[Dataset records]
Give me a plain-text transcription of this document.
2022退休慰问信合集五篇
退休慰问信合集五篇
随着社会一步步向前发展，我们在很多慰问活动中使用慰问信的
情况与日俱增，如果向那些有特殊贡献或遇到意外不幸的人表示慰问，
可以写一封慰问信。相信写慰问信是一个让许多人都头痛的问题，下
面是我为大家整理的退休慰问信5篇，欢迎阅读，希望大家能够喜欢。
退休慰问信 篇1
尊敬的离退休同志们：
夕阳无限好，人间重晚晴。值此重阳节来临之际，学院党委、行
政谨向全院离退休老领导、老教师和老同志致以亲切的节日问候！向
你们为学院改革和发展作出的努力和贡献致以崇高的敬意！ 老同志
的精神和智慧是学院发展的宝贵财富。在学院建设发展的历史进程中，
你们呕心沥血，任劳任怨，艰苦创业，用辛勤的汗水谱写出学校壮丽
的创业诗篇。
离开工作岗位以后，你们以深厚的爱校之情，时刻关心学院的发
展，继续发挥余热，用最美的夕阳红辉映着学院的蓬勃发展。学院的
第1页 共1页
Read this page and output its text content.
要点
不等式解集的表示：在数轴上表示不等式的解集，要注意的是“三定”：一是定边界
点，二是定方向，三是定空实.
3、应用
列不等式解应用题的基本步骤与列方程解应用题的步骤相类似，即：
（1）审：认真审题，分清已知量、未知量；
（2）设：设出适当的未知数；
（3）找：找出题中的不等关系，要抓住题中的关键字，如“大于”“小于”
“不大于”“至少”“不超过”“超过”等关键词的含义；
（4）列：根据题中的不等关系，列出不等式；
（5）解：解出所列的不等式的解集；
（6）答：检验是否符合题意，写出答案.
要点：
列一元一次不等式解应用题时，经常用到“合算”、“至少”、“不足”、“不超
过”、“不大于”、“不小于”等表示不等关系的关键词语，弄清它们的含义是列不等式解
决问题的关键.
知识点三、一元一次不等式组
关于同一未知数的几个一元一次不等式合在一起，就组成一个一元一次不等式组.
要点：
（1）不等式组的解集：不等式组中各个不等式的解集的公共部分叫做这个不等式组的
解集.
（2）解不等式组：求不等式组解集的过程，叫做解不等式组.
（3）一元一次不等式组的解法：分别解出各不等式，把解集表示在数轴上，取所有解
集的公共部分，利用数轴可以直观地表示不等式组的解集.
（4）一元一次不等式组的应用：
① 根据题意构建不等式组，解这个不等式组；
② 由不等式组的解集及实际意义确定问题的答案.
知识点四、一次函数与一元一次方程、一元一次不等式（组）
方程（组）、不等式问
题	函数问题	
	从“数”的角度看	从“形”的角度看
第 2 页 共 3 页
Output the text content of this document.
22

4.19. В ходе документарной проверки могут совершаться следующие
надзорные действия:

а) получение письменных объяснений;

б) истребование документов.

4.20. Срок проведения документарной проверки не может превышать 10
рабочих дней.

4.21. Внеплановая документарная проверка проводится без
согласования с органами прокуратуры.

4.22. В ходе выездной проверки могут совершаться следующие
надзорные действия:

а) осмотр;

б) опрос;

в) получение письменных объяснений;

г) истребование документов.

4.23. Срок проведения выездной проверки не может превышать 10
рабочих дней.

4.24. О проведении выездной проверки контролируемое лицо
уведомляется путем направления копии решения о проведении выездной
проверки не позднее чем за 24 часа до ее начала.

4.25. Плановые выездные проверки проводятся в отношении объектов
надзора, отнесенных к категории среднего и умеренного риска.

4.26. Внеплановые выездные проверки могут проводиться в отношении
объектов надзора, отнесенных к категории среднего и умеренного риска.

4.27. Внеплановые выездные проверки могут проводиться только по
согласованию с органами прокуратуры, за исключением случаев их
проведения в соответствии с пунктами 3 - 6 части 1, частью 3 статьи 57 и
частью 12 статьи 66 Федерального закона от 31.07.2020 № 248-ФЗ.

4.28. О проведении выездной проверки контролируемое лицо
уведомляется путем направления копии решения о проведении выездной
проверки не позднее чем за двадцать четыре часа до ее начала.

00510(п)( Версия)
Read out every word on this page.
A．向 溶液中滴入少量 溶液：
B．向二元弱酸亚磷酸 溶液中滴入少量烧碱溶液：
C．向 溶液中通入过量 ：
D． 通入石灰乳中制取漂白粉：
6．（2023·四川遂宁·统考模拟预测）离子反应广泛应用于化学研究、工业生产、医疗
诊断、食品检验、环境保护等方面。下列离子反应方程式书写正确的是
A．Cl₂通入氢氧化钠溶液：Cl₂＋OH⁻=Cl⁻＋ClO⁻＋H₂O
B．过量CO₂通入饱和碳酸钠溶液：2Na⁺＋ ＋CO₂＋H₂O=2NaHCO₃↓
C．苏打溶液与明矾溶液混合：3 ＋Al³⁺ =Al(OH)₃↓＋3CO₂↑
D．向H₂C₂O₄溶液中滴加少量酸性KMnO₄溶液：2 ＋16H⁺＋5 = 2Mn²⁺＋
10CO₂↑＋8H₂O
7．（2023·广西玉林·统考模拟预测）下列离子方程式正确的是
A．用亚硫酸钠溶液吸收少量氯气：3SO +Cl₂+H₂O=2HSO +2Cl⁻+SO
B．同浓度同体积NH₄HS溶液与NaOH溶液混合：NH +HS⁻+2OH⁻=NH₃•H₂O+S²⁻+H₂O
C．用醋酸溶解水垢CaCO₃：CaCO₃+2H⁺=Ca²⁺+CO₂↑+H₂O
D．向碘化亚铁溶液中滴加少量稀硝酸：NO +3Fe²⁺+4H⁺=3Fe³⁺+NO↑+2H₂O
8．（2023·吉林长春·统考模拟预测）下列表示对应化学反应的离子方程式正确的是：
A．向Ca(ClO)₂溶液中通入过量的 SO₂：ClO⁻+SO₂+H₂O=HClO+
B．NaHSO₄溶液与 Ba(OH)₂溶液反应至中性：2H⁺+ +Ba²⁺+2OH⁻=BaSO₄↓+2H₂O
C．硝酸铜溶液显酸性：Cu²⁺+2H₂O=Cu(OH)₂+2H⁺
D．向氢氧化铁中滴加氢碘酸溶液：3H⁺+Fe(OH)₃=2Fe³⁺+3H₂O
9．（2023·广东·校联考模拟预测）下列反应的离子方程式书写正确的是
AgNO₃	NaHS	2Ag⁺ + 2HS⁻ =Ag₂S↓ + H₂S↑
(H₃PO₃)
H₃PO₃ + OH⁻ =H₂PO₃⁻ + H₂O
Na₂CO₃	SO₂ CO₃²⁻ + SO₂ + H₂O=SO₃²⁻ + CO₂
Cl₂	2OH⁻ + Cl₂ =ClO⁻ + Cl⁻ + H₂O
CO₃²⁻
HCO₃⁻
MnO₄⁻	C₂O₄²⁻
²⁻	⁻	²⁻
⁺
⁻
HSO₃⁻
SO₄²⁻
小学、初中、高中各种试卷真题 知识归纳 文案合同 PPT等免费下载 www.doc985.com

• **Work required**
Return the whole listing exactly.

• **Correct output**
Give me a plain-text transcription of this document.
2022退休慰问信合集五篇
退休慰问信合集五篇
随着社会一步步向前发展，我们在很多慰问活动中使用慰问信的
情况与日俱增，如果向那些有特殊贡献或遇到意外不幸的人表示慰问，
可以写一封慰问信。相信写慰问信是一个让许多人都头痛的问题，下
面是我为大家整理的退休慰问信5篇，欢迎阅读，希望大家能够喜欢。
退休慰问信 篇1
尊敬的离退休同志们：
夕阳无限好，人间重晚晴。值此重阳节来临之际，学院党委、行
政谨向全院离退休老领导、老教师和老同志致以亲切的节日问候！向
你们为学院改革和发展作出的努力和贡献致以崇高的敬意！ 老同志
的精神和智慧是学院发展的宝贵财富。在学院建设发展的历史进程中，
你们呕心沥血，任劳任怨，艰苦创业，用辛勤的汗水谱写出学校壮丽
的创业诗篇。
离开工作岗位以后，你们以深厚的爱校之情，时刻关心学院的发
展，继续发挥余热，用最美的夕阳红辉映着学院的蓬勃发展。学院的
第1页 共1页
Read this page and output its text content.
要点
不等式解集的表示：在数轴上表示不等式的解集，要注意的是“三定”：一是定边界
点，二是定方向，三是定空实.
3、应用
列不等式解应用题的基本步骤与列方程解应用题的步骤相类似，即：
（1）审：认真审题，分清已知量、未知量；
（2）设：设出适当的未知数；
（3）找：找出题中的不等关系，要抓住题中的关键字，如“大于”“小于”
“不大于”“至少”“不超过”“超过”等关键词的含义；
（4）列：根据题中的不等关系，列出不等式；
（5）解：解出所列的不等式的解集；
（6）答：检验是否符合题意，写出答案.
要点：
列一元一次不等式解应用题时，经常用到“合算”、“至少”、“不足”、“不超
过”、“不大于”、“不小于”等表示不等关系的关键词语，弄清它们的含义是列不等式解
决问题的关键.
知识点三、一元一次不等式组
关于同一未知数的几个一元一次不等式合在一起，就组成一个一元一次不等式组.
要点：
（1）不等式组的解集：不等式组中各个不等式的解集的公共部分叫做这个不等式组的
解集.
（2）解不等式组：求不等式组解集的过程，叫做解不等式组.
（3）一元一次不等式组的解法：分别解出各不等式，把解集表示在数轴上，取所有解
集的公共部分，利用数轴可以直观地表示不等式组的解集.
（4）一元一次不等式组的应用：
① 根据题意构建不等式组，解这个不等式组；
② 由不等式组的解集及实际意义确定问题的答案.
知识点四、一次函数与一元一次方程、一元一次不等式（组）
方程（组）、不等式问
题	函数问题	
	从“数”的角度看	从“形”的角度看
第 2 页 共 3 页
Output the text content of this document.
22

4.19. В ходе документарной проверки могут совершаться следующие
надзорные действия:

а) получение письменных объяснений;

б) истребование документов.

4.20. Срок проведения документарной проверки не может превышать 10
рабочих дней.

4.21. Внеплановая документарная проверка проводится без
согласования с органами прокуратуры.

4.22. В ходе выездной проверки могут совершаться следующие
надзорные действия:

а) осмотр;

б) опрос;

в) получение письменных объяснений;

г) истребование документов.

4.23. Срок проведения выездной проверки не может превышать 10
рабочих дней.

4.24. О проведении выездной проверки контролируемое лицо
уведомляется путем направления копии решения о проведении выездной
проверки не позднее чем за 24 часа до ее начала.

4.25. Плановые выездные проверки проводятся в отношении объектов
надзора, отнесенных к категории среднего и умеренного риска.

4.26. Внеплановые выездные проверки могут проводиться в отношении
объектов надзора, отнесенных к категории среднего и умеренного риска.

4.27. Внеплановые выездные проверки могут проводиться только по
согласованию с органами прокуратуры, за исключением случаев их
проведения в соответствии с пунктами 3 - 6 части 1, частью 3 статьи 57 и
частью 12 статьи 66 Федерального закона от 31.07.2020 № 248-ФЗ.

4.28. О проведении выездной проверки контролируемое лицо
уведомляется путем направления копии решения о проведении выездной
проверки не позднее чем за двадцать четыре часа до ее начала.

00510(п)( Версия)
Read out every word on this page.
A．向 溶液中滴入少量 溶液：
B．向二元弱酸亚磷酸 溶液中滴入少量烧碱溶液：
C．向 溶液中通入过量 ：
D． 通入石灰乳中制取漂白粉：
6．（2023·四川遂宁·统考模拟预测）离子反应广泛应用于化学研究、工业生产、医疗
诊断、食品检验、环境保护等方面。下列离子反应方程式书写正确的是
A．Cl₂通入氢氧化钠溶液：Cl₂＋OH⁻=Cl⁻＋ClO⁻＋H₂O
B．过量CO₂通入饱和碳酸钠溶液：2Na⁺＋ ＋CO₂＋H₂O=2NaHCO₃↓
C．苏打溶液与明矾溶液混合：3 ＋Al³⁺ =Al(OH)₃↓＋3CO₂↑
D．向H₂C₂O₄溶液中滴加少量酸性KMnO₄溶液：2 ＋16H⁺＋5 = 2Mn²⁺＋
10CO₂↑＋8H₂O
7．（2023·广西玉林·统考模拟预测）下列离子方程式正确的是
A．用亚硫酸钠溶液吸收少量氯气：3SO +Cl₂+H₂O=2HSO +2Cl⁻+SO
B．同浓度同体积NH₄HS溶液与NaOH溶液混合：NH +HS⁻+2OH⁻=NH₃•H₂O+S²⁻+H₂O
C．用醋酸溶解水垢CaCO₃：CaCO₃+2H⁺=Ca²⁺+CO₂↑+H₂O
D．向碘化亚铁溶液中滴加少量稀硝酸：NO +3Fe²⁺+4H⁺=3Fe³⁺+NO↑+2H₂O
8．（2023·吉林长春·统考模拟预测）下列表示对应化学反应的离子方程式正确的是：
A．向Ca(ClO)₂溶液中通入过量的 SO₂：ClO⁻+SO₂+H₂O=HClO+
B．NaHSO₄溶液与 Ba(OH)₂溶液反应至中性：2H⁺+ +Ba²⁺+2OH⁻=BaSO₄↓+2H₂O
C．硝酸铜溶液显酸性：Cu²⁺+2H₂O=Cu(OH)₂+2H⁺
D．向氢氧化铁中滴加氢碘酸溶液：3H⁺+Fe(OH)₃=2Fe³⁺+3H₂O
9．（2023·广东·校联考模拟预测）下列反应的离子方程式书写正确的是
AgNO₃	NaHS	2Ag⁺ + 2HS⁻ =Ag₂S↓ + H₂S↑
(H₃PO₃)
H₃PO₃ + OH⁻ =H₂PO₃⁻ + H₂O
Na₂CO₃	SO₂ CO₃²⁻ + SO₂ + H₂O=SO₃²⁻ + CO₂
Cl₂	2OH⁻ + Cl₂ =ClO⁻ + Cl⁻ + H₂O
CO₃²⁻
HCO₃⁻
MnO₄⁻	C₂O₄²⁻
²⁻	⁻	²⁻
⁺
⁻
HSO₃⁻
SO₄²⁻
小学、初中、高中各种试卷真题 知识归纳 文案合同 PPT等免费下载 www.doc985.com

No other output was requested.